WHAT IS NEEDED ▸
Write out every single entry exactly.

MATERIAL FOR THE TASK ▸

--- start ---

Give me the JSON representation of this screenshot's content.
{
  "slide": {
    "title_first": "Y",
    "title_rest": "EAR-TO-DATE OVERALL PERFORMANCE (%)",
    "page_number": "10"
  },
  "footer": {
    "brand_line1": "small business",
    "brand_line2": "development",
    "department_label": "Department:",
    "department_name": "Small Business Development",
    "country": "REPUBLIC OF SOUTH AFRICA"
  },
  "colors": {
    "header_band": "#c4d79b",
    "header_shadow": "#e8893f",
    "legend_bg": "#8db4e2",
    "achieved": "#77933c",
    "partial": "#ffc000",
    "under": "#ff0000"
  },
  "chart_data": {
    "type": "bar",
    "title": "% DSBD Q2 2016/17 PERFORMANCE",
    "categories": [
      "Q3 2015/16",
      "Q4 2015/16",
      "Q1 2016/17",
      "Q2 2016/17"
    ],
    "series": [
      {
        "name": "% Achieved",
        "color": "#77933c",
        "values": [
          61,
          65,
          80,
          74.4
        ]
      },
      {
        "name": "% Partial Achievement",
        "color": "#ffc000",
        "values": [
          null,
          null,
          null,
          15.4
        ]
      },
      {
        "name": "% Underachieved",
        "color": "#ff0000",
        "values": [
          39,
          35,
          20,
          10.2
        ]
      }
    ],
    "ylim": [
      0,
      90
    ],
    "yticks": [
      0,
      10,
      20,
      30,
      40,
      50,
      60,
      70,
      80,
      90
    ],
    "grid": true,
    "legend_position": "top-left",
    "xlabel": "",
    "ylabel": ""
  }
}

--- end ---

RESPONSE TO THIS TASK ▸
Give me the JSON representation of this screenshot's content.
{
  "slide": {
    "title_first": "Y",
    "title_rest": "EAR-TO-DATE OVERALL PERFORMANCE (%)",
    "page_number": "10"
  },
  "footer": {
    "brand_line1": "small business",
    "brand_line2": "development",
    "department_label": "Department:",
    "department_name": "Small Business Development",
    "country": "REPUBLIC OF SOUTH AFRICA"
  },
  "colors": {
    "header_band": "#c4d79b",
    "header_shadow": "#e8893f",
    "legend_bg": "#8db4e2",
    "achieved": "#77933c",
    "partial": "#ffc000",
    "under": "#ff0000"
  },
  "chart_data": {
    "type": "bar",
    "title": "% DSBD Q2 2016/17 PERFORMANCE",
    "categories": [
      "Q3 2015/16",
      "Q4 2015/16",
      "Q1 2016/17",
      "Q2 2016/17"
    ],
    "series": [
      {
        "name": "% Achieved",
        "color": "#77933c",
        "values": [
          61,
          65,
          80,
          74.4
        ]
      },
      {
        "name": "% Partial Achievement",
        "color": "#ffc000",
        "values": [
          null,
          null,
          null,
          15.4
        ]
      },
      {
        "name": "% Underachieved",
        "color": "#ff0000",
        "values": [
          39,
          35,
          20,
          10.2
        ]
      }
    ],
    "ylim": [
      0,
      90
    ],
    "yticks": [
      0,
      10,
      20,
      30,
      40,
      50,
      60,
      70,
      80,
      90
    ],
    "grid": true,
    "legend_position": "top-left",
    "xlabel": "",
    "ylabel": ""
  }
}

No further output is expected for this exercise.